• [EXERCISE TASK]
Go through the entries below and copy each line containing the word "ffffff".

• [DATASET]
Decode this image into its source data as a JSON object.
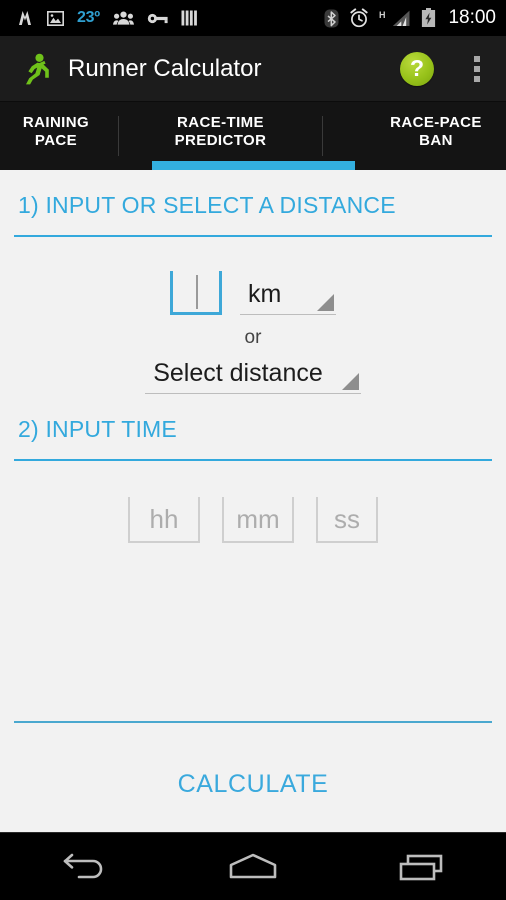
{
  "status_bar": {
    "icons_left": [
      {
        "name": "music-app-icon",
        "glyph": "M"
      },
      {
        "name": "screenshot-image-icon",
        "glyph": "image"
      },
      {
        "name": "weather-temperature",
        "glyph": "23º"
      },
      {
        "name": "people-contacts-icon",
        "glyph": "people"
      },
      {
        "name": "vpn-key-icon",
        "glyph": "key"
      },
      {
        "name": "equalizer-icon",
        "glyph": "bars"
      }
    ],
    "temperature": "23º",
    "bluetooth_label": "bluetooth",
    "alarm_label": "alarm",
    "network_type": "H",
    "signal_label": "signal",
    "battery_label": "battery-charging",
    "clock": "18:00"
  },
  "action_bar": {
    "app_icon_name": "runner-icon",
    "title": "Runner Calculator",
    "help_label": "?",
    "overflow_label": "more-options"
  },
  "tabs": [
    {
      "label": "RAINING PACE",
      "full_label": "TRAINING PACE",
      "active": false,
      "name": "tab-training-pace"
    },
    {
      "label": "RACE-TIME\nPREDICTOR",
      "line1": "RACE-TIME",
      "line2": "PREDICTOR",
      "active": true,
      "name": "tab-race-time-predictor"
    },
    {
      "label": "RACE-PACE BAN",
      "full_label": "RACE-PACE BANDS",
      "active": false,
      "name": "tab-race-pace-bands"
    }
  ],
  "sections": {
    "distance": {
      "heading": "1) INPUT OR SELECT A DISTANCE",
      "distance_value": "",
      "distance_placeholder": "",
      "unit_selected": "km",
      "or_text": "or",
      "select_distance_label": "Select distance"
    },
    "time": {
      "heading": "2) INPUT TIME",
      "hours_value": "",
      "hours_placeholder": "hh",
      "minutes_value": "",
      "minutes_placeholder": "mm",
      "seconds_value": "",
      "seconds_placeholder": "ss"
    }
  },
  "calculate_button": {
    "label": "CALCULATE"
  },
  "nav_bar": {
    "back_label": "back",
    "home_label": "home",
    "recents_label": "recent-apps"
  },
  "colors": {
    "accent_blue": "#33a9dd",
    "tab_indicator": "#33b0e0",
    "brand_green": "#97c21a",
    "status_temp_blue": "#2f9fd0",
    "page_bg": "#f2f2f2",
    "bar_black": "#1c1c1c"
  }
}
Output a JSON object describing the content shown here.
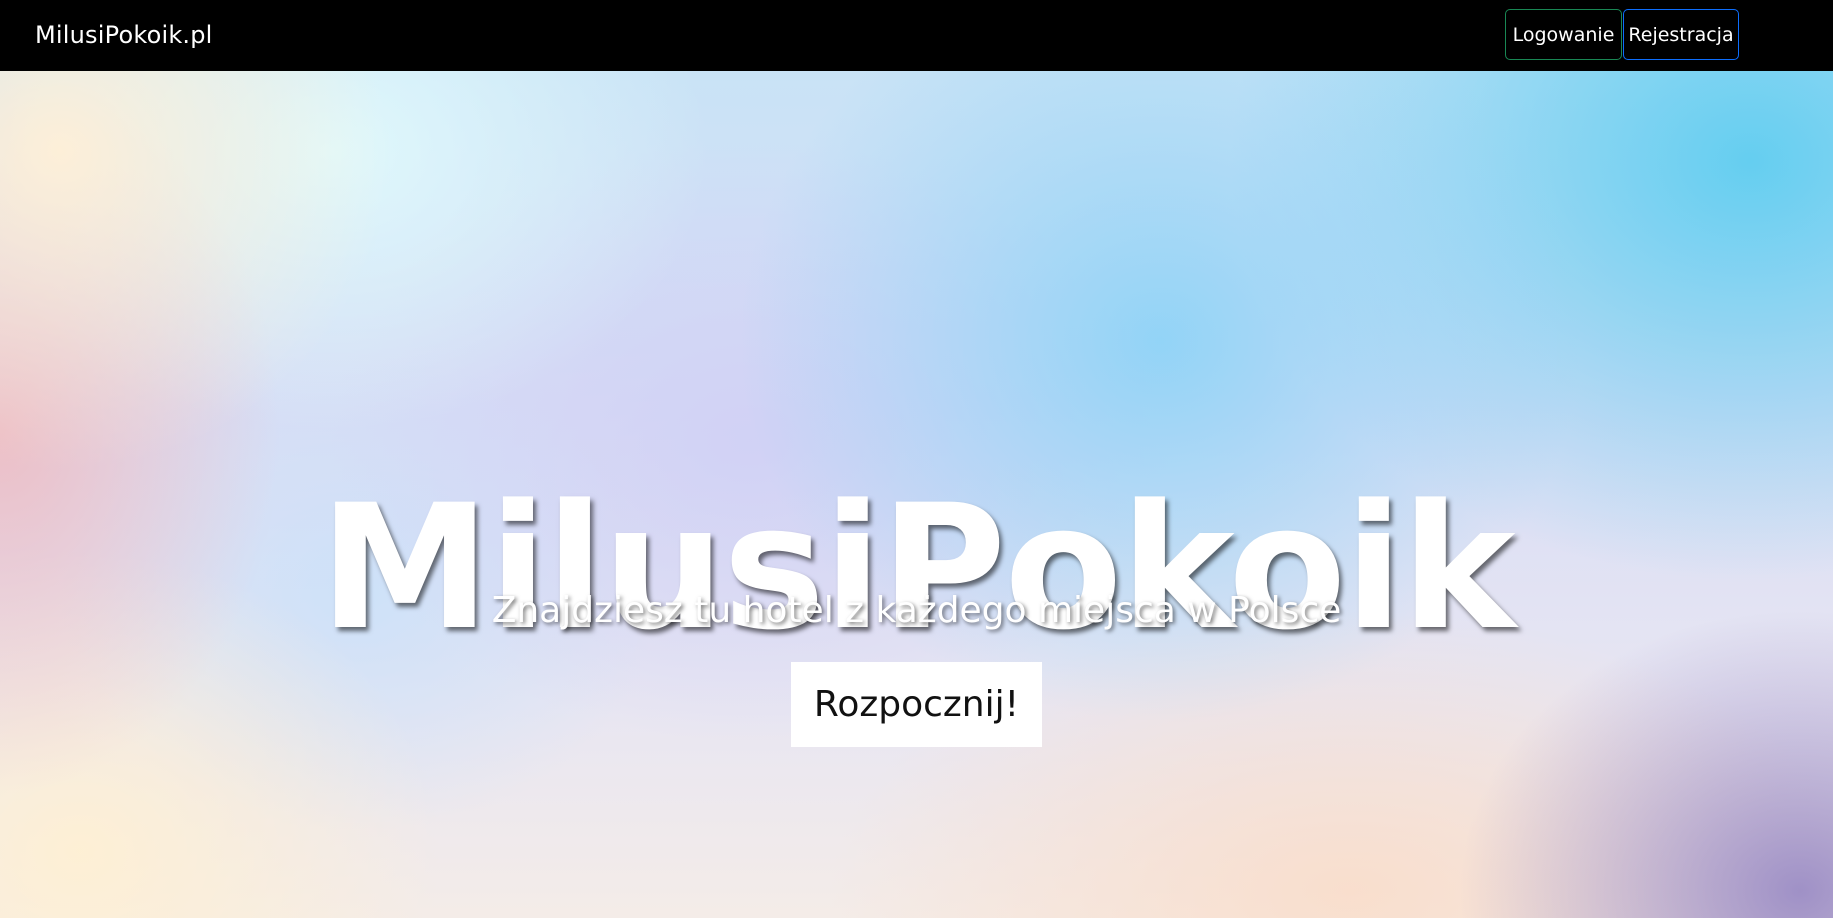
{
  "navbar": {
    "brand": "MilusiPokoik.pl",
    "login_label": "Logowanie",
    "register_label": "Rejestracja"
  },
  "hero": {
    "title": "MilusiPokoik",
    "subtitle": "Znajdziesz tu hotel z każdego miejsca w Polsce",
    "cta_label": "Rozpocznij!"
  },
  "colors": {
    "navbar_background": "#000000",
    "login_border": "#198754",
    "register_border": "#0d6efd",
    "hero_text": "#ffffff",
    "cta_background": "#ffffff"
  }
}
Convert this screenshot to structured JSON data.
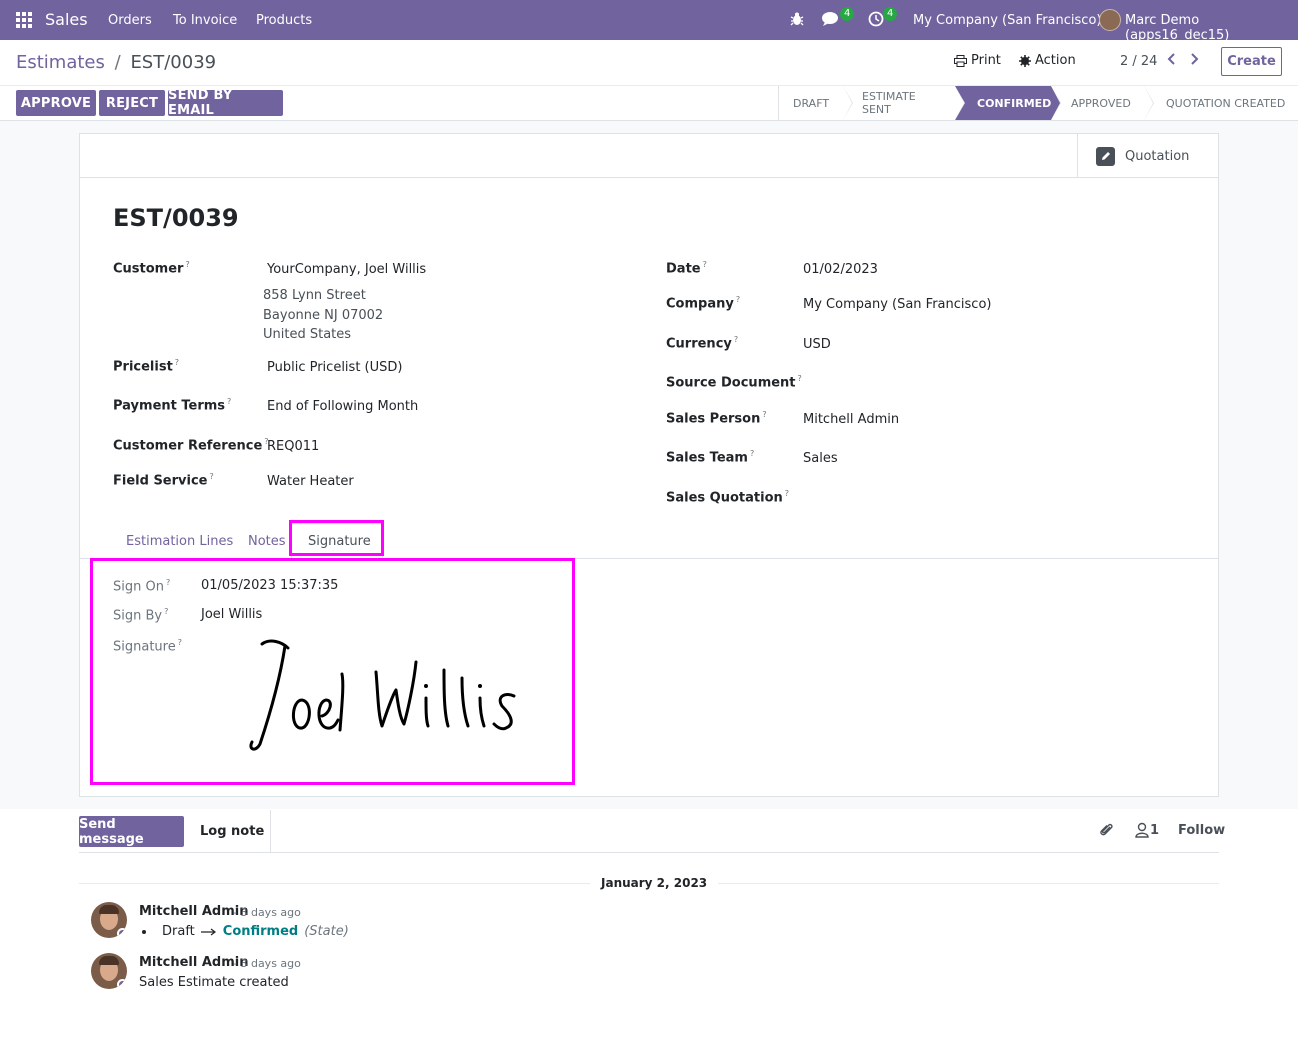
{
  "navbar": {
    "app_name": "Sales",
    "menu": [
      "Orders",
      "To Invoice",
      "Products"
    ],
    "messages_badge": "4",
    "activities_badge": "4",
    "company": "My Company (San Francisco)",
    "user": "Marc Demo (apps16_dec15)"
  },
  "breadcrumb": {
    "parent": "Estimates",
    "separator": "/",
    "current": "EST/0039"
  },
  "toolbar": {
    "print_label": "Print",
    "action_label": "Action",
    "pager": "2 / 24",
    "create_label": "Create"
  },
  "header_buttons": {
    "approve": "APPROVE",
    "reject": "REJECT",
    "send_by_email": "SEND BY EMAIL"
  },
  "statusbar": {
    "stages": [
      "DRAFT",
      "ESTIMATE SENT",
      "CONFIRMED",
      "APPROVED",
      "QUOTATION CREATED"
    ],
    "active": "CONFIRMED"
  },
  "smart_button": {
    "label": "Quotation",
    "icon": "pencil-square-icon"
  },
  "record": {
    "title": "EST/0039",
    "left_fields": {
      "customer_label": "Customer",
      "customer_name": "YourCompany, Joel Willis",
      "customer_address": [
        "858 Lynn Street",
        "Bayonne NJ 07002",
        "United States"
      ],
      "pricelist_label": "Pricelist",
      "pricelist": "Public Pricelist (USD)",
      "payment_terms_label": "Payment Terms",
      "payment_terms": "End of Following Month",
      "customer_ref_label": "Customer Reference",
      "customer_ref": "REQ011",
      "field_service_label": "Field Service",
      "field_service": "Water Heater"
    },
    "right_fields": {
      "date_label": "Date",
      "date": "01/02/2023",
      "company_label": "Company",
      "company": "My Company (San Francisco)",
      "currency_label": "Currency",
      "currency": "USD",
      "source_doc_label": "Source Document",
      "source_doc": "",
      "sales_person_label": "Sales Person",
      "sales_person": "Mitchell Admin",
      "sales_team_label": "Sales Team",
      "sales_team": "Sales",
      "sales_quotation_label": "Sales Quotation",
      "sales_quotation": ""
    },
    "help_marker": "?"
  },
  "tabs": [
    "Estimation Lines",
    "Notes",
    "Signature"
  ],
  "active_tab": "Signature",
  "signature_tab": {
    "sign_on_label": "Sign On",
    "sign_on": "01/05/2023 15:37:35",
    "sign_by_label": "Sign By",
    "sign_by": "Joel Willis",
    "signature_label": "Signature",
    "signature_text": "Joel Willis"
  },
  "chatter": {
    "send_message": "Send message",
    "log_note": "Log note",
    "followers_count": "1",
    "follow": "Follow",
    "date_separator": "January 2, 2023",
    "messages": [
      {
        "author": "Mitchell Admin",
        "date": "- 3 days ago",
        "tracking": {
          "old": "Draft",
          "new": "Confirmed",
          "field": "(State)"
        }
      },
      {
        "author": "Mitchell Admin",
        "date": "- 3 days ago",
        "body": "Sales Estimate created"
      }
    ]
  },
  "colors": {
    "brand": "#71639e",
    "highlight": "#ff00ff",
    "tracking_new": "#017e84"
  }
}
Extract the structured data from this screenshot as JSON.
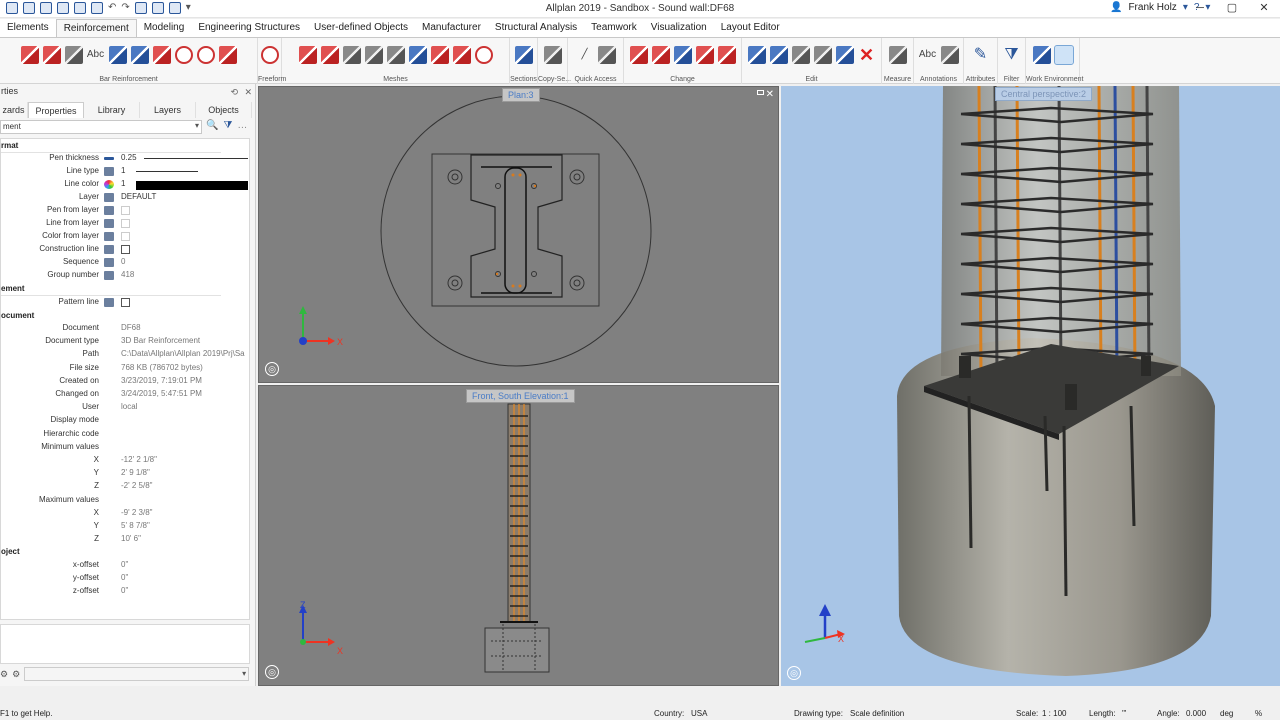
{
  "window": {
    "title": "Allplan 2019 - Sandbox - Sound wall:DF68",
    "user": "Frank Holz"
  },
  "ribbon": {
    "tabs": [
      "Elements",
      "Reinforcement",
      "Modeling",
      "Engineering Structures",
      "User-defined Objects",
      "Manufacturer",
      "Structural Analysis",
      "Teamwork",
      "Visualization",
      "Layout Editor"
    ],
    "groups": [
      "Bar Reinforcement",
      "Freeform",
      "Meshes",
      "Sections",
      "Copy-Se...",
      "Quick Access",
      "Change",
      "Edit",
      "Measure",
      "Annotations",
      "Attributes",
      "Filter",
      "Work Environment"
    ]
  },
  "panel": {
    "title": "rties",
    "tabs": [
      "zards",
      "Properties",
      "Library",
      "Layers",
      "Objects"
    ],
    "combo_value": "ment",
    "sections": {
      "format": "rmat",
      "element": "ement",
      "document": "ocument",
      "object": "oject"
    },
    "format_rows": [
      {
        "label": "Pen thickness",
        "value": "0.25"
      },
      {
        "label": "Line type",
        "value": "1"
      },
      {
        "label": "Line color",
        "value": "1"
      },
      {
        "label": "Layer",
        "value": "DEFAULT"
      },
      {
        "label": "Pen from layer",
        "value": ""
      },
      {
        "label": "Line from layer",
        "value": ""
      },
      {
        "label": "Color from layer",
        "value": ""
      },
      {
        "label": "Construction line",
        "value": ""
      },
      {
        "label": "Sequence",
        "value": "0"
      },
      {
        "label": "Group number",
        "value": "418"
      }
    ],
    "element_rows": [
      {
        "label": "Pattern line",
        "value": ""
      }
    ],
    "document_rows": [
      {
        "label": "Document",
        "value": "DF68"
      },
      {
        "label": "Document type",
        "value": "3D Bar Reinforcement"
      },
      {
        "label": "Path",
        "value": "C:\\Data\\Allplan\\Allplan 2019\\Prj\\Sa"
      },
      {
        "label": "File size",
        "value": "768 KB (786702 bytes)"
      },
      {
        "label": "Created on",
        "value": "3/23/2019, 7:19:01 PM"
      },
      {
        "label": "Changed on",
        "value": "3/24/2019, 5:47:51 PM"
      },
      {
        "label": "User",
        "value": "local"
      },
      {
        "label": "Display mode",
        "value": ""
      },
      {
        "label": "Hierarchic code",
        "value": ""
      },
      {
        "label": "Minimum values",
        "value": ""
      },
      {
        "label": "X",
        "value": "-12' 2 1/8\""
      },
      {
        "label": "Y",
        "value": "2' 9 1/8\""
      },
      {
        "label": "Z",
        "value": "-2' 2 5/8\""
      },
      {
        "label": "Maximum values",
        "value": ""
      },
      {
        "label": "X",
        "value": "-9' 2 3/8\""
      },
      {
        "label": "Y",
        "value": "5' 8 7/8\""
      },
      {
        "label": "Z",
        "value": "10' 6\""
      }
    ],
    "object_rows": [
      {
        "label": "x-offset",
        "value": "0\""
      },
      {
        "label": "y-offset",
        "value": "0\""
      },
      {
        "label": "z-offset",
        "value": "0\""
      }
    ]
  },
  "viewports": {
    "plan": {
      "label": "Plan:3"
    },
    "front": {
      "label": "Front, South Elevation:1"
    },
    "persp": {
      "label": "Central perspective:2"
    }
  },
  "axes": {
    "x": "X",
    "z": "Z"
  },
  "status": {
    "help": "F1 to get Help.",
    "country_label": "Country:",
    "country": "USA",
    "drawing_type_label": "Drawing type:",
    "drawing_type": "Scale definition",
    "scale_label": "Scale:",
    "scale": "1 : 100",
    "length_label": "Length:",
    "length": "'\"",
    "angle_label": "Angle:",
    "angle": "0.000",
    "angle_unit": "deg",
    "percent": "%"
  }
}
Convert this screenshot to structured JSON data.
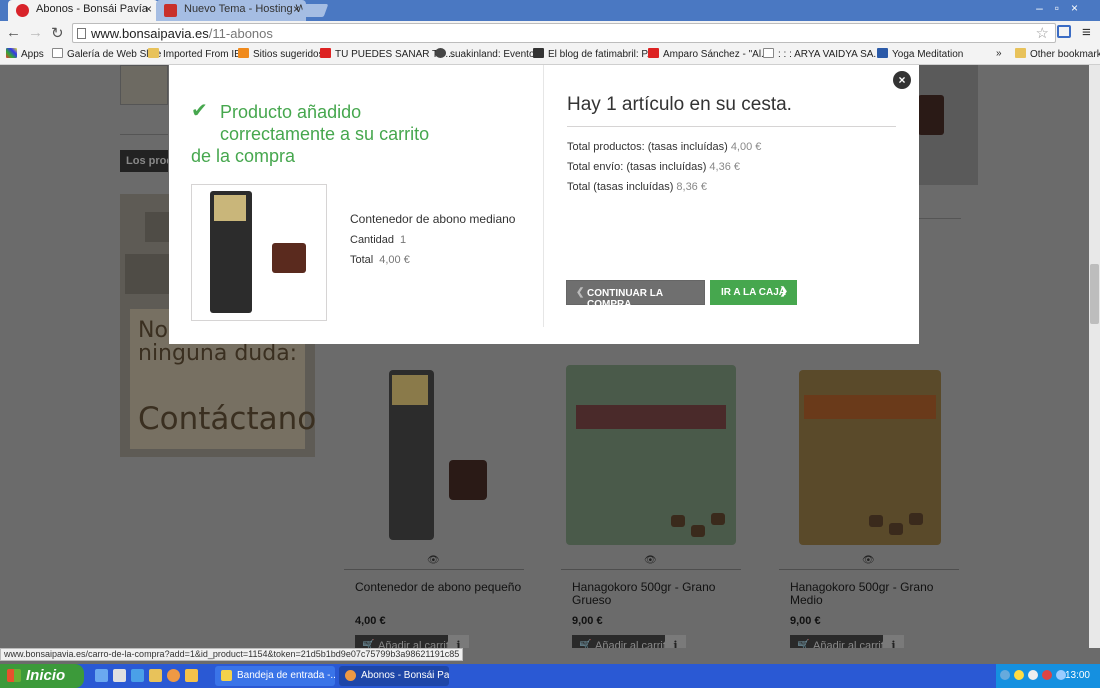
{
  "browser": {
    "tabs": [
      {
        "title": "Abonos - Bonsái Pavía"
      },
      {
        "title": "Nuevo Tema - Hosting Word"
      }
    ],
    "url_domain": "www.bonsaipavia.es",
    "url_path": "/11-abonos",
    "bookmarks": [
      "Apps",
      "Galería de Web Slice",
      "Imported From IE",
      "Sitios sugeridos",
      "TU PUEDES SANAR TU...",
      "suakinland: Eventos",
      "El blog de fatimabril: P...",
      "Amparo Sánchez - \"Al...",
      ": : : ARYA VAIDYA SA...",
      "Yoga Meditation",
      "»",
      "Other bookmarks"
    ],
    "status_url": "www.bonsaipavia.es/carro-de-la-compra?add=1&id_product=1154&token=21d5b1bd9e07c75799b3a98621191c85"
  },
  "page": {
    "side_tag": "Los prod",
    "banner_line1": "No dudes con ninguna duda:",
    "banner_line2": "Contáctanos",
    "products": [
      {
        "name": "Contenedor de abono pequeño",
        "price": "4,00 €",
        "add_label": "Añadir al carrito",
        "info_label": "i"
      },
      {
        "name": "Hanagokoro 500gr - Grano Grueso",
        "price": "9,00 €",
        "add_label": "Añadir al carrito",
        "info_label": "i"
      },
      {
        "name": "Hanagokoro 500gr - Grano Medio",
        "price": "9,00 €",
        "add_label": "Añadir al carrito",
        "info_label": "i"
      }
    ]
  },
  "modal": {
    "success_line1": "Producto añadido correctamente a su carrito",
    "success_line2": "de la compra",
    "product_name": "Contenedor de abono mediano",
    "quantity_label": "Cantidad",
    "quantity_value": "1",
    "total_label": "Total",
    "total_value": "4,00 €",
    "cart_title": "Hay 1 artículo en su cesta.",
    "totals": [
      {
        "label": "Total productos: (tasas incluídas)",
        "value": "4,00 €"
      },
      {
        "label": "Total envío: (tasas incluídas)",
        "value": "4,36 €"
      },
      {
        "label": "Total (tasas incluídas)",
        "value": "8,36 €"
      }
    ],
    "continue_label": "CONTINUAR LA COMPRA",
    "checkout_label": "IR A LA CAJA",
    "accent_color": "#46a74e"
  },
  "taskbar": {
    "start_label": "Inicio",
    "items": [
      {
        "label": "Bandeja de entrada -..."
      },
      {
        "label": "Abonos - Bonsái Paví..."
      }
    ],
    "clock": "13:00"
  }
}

• [COMPLETED TASK]
    "hero_text": "#ffffff",
    "cta_background": "#ffffff"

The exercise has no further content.